§ **SHORT EXERCISE**: Print all records exactly, leaving nothing out.

§ **PROVIDED RECORDS**:
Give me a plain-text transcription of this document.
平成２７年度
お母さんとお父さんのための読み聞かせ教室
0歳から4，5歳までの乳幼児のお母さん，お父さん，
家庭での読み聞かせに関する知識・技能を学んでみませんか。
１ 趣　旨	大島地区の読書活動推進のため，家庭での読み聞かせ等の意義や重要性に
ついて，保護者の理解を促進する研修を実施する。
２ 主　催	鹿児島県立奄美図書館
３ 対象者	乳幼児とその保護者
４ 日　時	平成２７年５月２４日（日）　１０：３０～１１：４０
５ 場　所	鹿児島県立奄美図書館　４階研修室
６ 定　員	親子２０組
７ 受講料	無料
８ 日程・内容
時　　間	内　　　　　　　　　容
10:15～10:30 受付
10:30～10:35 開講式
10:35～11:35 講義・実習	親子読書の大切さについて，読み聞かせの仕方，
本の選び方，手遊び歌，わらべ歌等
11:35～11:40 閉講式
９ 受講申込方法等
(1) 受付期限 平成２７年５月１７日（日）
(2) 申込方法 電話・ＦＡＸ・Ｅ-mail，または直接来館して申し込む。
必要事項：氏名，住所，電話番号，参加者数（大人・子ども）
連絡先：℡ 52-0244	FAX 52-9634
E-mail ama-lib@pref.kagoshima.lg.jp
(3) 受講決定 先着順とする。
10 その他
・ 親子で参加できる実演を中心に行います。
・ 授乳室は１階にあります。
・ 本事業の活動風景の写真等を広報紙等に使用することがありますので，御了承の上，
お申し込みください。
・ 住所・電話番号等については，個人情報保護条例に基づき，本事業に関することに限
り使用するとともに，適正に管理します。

§ **SOLUTION FOR THIS TASK**:
Give me a plain-text transcription of this document.
平成２７年度
お母さんとお父さんのための読み聞かせ教室
0歳から4，5歳までの乳幼児のお母さん，お父さん，
家庭での読み聞かせに関する知識・技能を学んでみませんか。
１ 趣　旨	大島地区の読書活動推進のため，家庭での読み聞かせ等の意義や重要性に
ついて，保護者の理解を促進する研修を実施する。
２ 主　催	鹿児島県立奄美図書館
３ 対象者	乳幼児とその保護者
４ 日　時	平成２７年５月２４日（日）　１０：３０～１１：４０
５ 場　所	鹿児島県立奄美図書館　４階研修室
６ 定　員	親子２０組
７ 受講料	無料
８ 日程・内容
時　　間	内　　　　　　　　　容
10:15～10:30 受付
10:30～10:35 開講式
10:35～11:35 講義・実習	親子読書の大切さについて，読み聞かせの仕方，
本の選び方，手遊び歌，わらべ歌等
11:35～11:40 閉講式
９ 受講申込方法等
(1) 受付期限 平成２７年５月１７日（日）
(2) 申込方法 電話・ＦＡＸ・Ｅ-mail，または直接来館して申し込む。
必要事項：氏名，住所，電話番号，参加者数（大人・子ども）
連絡先：℡ 52-0244	FAX 52-9634
E-mail ama-lib@pref.kagoshima.lg.jp
(3) 受講決定 先着順とする。
10 その他
・ 親子で参加できる実演を中心に行います。
・ 授乳室は１階にあります。
・ 本事業の活動風景の写真等を広報紙等に使用することがありますので，御了承の上，
お申し込みください。
・ 住所・電話番号等については，個人情報保護条例に基づき，本事業に関することに限
り使用するとともに，適正に管理します。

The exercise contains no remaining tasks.